Stored items
+--
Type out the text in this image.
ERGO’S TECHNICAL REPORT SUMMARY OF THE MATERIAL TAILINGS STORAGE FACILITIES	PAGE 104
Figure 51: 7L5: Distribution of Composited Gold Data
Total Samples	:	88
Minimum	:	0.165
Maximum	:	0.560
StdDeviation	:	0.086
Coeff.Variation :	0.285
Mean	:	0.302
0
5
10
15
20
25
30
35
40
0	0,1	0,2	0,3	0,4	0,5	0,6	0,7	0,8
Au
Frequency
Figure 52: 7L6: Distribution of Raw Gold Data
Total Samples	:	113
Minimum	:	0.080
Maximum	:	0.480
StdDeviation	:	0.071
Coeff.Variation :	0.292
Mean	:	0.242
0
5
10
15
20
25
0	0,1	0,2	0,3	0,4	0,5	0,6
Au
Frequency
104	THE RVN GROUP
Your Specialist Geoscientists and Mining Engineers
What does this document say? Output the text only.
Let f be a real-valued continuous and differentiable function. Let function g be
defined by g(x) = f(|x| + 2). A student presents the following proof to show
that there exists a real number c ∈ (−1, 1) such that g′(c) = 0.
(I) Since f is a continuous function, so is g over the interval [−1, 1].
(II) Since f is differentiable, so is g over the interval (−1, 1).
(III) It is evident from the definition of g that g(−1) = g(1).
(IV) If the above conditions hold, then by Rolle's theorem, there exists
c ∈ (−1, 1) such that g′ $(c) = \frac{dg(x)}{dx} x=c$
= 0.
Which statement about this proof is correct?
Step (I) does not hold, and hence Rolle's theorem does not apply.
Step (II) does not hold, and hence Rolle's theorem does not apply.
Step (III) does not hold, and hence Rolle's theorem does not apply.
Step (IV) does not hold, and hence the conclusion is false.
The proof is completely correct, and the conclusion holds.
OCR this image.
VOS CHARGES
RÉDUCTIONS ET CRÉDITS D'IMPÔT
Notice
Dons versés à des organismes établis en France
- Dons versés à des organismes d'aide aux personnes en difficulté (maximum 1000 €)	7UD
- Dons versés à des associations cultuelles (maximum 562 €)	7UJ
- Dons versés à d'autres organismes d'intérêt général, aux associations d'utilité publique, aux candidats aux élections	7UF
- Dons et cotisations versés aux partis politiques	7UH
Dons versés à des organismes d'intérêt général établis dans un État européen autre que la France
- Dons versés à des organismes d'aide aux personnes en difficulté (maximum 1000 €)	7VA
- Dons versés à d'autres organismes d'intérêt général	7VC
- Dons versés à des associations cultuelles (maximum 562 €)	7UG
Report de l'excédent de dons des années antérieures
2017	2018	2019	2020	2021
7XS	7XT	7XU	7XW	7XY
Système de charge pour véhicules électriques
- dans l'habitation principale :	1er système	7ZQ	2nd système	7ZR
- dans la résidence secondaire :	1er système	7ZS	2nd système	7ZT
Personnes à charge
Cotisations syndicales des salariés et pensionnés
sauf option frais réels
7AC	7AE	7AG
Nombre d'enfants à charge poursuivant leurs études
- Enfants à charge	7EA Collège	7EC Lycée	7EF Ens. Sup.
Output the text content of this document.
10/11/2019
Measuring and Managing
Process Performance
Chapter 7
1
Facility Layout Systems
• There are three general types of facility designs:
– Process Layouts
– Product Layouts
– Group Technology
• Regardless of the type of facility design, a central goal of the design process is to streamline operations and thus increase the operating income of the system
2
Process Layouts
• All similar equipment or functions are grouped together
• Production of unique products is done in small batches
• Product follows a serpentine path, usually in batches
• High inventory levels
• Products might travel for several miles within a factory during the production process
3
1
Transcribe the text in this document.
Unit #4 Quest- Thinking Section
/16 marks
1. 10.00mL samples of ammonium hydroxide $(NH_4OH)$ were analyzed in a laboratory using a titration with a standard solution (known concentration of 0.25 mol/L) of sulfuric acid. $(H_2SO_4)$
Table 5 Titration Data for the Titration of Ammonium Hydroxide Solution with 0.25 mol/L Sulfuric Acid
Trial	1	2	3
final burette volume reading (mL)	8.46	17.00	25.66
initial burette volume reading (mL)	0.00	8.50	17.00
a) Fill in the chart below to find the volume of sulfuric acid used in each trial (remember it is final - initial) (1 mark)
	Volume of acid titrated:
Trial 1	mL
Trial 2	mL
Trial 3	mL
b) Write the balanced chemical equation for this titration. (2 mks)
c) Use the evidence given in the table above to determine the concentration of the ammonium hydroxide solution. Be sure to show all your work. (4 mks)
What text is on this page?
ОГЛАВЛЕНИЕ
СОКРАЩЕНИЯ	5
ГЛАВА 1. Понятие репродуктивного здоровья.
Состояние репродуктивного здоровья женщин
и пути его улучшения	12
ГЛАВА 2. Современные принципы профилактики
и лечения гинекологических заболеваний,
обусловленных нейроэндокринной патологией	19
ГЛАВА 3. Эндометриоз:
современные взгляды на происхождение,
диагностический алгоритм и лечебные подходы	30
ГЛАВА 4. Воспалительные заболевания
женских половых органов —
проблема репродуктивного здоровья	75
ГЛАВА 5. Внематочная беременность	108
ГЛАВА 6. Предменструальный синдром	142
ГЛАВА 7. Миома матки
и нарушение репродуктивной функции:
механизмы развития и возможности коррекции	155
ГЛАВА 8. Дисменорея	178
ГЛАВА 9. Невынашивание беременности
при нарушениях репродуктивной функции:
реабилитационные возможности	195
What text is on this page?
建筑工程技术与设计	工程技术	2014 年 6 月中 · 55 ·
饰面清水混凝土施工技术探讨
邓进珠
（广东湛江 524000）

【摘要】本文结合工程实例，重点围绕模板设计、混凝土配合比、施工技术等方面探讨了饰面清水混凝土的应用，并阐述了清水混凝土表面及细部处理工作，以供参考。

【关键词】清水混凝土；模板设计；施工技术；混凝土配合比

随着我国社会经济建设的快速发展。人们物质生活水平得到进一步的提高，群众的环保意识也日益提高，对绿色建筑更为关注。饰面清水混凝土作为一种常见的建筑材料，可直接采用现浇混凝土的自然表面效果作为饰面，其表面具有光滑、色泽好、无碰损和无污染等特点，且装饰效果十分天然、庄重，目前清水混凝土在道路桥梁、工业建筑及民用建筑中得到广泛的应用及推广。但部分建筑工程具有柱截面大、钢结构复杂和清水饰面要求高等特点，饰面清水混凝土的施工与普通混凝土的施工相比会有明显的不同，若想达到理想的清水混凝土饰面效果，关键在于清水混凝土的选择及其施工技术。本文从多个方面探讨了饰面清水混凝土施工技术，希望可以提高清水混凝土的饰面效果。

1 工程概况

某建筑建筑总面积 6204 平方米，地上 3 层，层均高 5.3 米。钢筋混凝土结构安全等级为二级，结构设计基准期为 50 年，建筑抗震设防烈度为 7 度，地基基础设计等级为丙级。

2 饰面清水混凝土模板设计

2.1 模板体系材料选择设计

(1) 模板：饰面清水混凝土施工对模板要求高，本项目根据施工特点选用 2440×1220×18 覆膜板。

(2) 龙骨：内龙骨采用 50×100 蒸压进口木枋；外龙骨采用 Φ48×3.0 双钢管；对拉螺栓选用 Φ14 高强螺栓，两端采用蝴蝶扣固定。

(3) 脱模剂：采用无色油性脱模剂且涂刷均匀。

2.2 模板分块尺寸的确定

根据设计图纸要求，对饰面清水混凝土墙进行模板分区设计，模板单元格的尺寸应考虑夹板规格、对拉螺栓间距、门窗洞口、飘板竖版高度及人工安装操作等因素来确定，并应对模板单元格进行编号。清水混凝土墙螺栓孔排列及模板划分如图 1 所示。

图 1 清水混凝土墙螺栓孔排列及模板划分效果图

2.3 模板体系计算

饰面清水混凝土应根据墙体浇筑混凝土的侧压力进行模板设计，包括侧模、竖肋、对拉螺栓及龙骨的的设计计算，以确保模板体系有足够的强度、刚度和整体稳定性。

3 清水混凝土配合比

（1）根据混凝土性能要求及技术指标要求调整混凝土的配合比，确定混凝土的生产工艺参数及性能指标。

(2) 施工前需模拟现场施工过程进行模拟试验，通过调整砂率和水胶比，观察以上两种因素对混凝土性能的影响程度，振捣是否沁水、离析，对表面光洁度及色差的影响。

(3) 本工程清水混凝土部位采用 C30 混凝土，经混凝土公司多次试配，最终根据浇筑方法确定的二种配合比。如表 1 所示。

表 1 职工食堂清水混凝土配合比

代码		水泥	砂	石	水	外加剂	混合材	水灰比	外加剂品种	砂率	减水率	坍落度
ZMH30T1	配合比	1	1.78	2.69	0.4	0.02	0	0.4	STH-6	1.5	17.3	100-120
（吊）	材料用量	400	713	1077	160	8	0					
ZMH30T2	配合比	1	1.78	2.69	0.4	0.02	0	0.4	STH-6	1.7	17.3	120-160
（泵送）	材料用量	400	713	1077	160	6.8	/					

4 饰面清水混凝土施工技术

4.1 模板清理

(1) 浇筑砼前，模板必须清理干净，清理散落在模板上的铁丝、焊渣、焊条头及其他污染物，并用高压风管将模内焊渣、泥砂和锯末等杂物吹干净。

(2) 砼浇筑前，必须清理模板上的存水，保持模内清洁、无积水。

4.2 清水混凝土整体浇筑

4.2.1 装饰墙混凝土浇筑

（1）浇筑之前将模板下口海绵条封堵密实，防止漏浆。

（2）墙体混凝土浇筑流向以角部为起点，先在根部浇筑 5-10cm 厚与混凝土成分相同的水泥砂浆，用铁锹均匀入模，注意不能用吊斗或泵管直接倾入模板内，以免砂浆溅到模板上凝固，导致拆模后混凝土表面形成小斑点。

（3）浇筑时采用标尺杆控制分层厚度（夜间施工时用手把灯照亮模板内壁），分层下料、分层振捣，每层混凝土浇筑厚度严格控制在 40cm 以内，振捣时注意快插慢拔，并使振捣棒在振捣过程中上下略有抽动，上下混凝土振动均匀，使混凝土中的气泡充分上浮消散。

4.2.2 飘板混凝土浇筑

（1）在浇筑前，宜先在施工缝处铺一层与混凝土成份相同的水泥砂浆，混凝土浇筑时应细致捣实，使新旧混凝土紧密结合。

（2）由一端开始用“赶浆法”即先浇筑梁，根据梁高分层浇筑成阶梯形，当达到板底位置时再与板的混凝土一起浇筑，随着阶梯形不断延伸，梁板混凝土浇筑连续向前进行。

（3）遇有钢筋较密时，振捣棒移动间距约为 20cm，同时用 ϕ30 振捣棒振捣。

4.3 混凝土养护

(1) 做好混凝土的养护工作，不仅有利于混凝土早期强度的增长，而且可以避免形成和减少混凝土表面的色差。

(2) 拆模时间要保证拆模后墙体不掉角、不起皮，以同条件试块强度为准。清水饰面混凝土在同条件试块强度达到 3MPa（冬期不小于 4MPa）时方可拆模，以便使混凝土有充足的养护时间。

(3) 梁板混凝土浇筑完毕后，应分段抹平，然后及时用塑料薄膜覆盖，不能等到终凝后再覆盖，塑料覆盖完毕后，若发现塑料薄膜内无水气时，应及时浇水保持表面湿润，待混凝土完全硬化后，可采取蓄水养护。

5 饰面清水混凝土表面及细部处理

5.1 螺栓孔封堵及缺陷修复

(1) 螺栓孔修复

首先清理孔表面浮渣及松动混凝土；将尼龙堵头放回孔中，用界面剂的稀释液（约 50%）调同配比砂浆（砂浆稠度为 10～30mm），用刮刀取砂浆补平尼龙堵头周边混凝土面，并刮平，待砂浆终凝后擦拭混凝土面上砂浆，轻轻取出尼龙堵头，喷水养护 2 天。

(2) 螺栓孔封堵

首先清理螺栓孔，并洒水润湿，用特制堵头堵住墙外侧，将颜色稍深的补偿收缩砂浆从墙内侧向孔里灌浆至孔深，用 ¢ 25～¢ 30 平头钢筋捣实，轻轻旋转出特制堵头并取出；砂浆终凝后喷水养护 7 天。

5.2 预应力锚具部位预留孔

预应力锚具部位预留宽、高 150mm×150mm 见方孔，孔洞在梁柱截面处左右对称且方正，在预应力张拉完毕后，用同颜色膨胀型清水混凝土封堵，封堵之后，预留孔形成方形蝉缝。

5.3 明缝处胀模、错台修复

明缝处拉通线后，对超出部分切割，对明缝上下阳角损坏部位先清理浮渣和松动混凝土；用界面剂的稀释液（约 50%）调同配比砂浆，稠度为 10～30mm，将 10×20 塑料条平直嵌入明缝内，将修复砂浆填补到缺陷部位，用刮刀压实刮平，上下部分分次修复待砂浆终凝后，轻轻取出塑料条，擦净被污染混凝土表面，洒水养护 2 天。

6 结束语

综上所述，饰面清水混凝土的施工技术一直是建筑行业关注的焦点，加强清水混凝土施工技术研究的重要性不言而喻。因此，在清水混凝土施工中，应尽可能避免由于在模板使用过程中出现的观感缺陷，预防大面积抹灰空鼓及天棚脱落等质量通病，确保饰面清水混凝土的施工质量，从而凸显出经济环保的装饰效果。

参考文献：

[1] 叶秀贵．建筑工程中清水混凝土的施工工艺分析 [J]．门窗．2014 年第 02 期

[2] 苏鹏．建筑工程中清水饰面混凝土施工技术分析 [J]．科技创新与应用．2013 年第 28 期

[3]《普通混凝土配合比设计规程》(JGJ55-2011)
+--
== What you are asked to do ==
Find every line with the word "Output" and state how many there are, with no other words.

== Response ==
2